_Aim:_ Keep only the lines where "text" appears.

_Extracted data:_
┄┄┄┄┄┄┄┄┄┄
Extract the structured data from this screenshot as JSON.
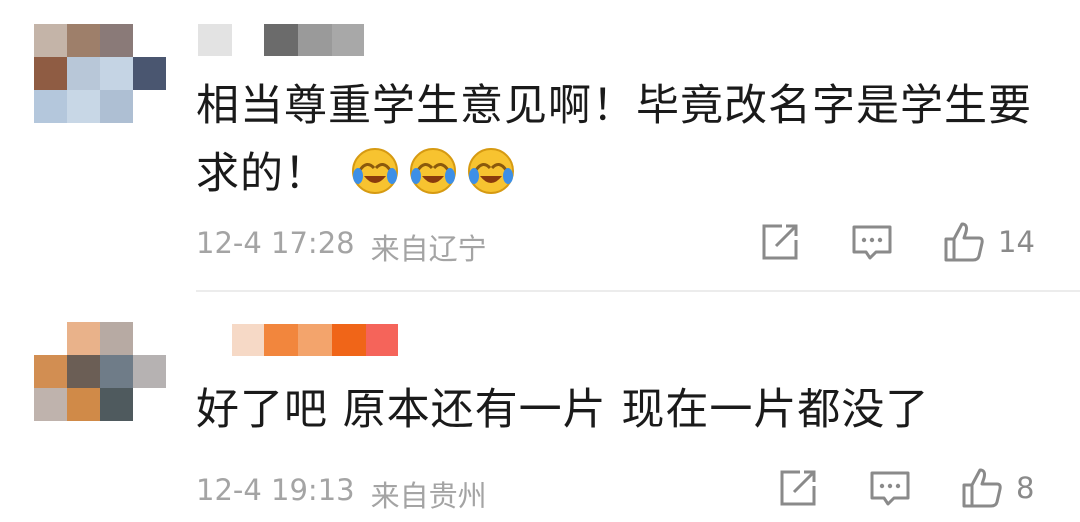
{
  "comments": [
    {
      "text": "相当尊重学生意见啊！毕竟改名字是学生要求的！",
      "emoji": [
        "laughing-crying-emoji",
        "laughing-crying-emoji",
        "laughing-crying-emoji"
      ],
      "time": "12-4 17:28",
      "location": "来自辽宁",
      "like_count": "14"
    },
    {
      "text": "好了吧 原本还有一片 现在一片都没了",
      "emoji": [],
      "time": "12-4 19:13",
      "location": "来自贵州",
      "like_count": "8"
    }
  ],
  "icons": {
    "share": "share-icon",
    "comment": "comment-icon",
    "like": "thumbs-up-icon"
  },
  "colors": {
    "text": "#1a1a1a",
    "meta": "#a4a4a4",
    "icon": "#8a8a8a",
    "divider": "#ececec",
    "emoji_yellow": "#f7c330",
    "tear_blue": "#3d8fe6"
  }
}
┄┄┄┄┄┄┄┄┄┄
_Worked answer:_
      "text": "相当尊重学生意见啊！毕竟改名字是学生要求的！",
      "text": "好了吧 原本还有一片 现在一片都没了",
    "text": "#1a1a1a",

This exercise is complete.